_Set task:_ Copy out all the data, word for word.

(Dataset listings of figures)
───

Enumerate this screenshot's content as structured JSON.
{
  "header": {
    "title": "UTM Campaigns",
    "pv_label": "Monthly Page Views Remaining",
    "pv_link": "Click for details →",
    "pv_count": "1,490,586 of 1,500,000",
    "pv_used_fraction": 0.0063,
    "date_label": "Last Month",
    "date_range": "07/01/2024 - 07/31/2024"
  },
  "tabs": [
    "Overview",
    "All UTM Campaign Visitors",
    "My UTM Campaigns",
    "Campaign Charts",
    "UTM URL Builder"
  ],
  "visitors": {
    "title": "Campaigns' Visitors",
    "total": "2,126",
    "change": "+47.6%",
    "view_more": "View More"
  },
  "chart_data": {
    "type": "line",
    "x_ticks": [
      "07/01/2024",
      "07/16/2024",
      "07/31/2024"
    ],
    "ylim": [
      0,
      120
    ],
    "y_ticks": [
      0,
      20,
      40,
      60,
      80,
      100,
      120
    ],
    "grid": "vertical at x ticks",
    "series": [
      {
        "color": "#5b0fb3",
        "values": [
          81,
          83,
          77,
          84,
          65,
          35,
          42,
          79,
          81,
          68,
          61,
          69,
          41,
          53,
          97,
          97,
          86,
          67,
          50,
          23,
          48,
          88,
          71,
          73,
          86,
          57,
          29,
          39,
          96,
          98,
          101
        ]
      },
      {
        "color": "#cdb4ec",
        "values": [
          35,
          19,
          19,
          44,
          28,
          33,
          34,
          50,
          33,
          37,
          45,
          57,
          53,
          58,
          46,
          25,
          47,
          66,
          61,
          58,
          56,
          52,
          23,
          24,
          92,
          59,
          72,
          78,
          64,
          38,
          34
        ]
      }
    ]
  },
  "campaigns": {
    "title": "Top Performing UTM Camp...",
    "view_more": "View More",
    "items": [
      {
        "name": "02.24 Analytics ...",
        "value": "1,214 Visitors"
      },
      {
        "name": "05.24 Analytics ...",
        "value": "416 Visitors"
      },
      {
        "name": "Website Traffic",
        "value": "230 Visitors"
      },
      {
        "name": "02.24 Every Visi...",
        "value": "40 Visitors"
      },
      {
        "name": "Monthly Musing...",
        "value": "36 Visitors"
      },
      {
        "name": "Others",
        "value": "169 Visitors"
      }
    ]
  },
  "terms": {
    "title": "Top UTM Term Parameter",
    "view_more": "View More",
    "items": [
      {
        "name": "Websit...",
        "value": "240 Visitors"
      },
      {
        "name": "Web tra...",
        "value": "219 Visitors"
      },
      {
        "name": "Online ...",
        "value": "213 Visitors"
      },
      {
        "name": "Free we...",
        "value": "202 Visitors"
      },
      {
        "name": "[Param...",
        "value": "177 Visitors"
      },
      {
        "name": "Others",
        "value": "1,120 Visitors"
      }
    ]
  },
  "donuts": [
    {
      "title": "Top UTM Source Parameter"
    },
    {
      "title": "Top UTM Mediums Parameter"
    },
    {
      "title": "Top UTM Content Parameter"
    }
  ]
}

───

_Answer below:_
Enumerate this screenshot's content as structured JSON.
{
  "header": {
    "title": "UTM Campaigns",
    "pv_label": "Monthly Page Views Remaining",
    "pv_link": "Click for details →",
    "pv_count": "1,490,586 of 1,500,000",
    "pv_used_fraction": 0.0063,
    "date_label": "Last Month",
    "date_range": "07/01/2024 - 07/31/2024"
  },
  "tabs": [
    "Overview",
    "All UTM Campaign Visitors",
    "My UTM Campaigns",
    "Campaign Charts",
    "UTM URL Builder"
  ],
  "visitors": {
    "title": "Campaigns' Visitors",
    "total": "2,126",
    "change": "+47.6%",
    "view_more": "View More"
  },
  "chart_data": {
    "type": "line",
    "x_ticks": [
      "07/01/2024",
      "07/16/2024",
      "07/31/2024"
    ],
    "ylim": [
      0,
      120
    ],
    "y_ticks": [
      0,
      20,
      40,
      60,
      80,
      100,
      120
    ],
    "grid": "vertical at x ticks",
    "series": [
      {
        "color": "#5b0fb3",
        "values": [
          81,
          83,
          77,
          84,
          65,
          35,
          42,
          79,
          81,
          68,
          61,
          69,
          41,
          53,
          97,
          97,
          86,
          67,
          50,
          23,
          48,
          88,
          71,
          73,
          86,
          57,
          29,
          39,
          96,
          98,
          101
        ]
      },
      {
        "color": "#cdb4ec",
        "values": [
          35,
          19,
          19,
          44,
          28,
          33,
          34,
          50,
          33,
          37,
          45,
          57,
          53,
          58,
          46,
          25,
          47,
          66,
          61,
          58,
          56,
          52,
          23,
          24,
          92,
          59,
          72,
          78,
          64,
          38,
          34
        ]
      }
    ]
  },
  "campaigns": {
    "title": "Top Performing UTM Camp...",
    "view_more": "View More",
    "items": [
      {
        "name": "02.24 Analytics ...",
        "value": "1,214 Visitors"
      },
      {
        "name": "05.24 Analytics ...",
        "value": "416 Visitors"
      },
      {
        "name": "Website Traffic",
        "value": "230 Visitors"
      },
      {
        "name": "02.24 Every Visi...",
        "value": "40 Visitors"
      },
      {
        "name": "Monthly Musing...",
        "value": "36 Visitors"
      },
      {
        "name": "Others",
        "value": "169 Visitors"
      }
    ]
  },
  "terms": {
    "title": "Top UTM Term Parameter",
    "view_more": "View More",
    "items": [
      {
        "name": "Websit...",
        "value": "240 Visitors"
      },
      {
        "name": "Web tra...",
        "value": "219 Visitors"
      },
      {
        "name": "Online ...",
        "value": "213 Visitors"
      },
      {
        "name": "Free we...",
        "value": "202 Visitors"
      },
      {
        "name": "[Param...",
        "value": "177 Visitors"
      },
      {
        "name": "Others",
        "value": "1,120 Visitors"
      }
    ]
  },
  "donuts": [
    {
      "title": "Top UTM Source Parameter"
    },
    {
      "title": "Top UTM Mediums Parameter"
    },
    {
      "title": "Top UTM Content Parameter"
    }
  ]
}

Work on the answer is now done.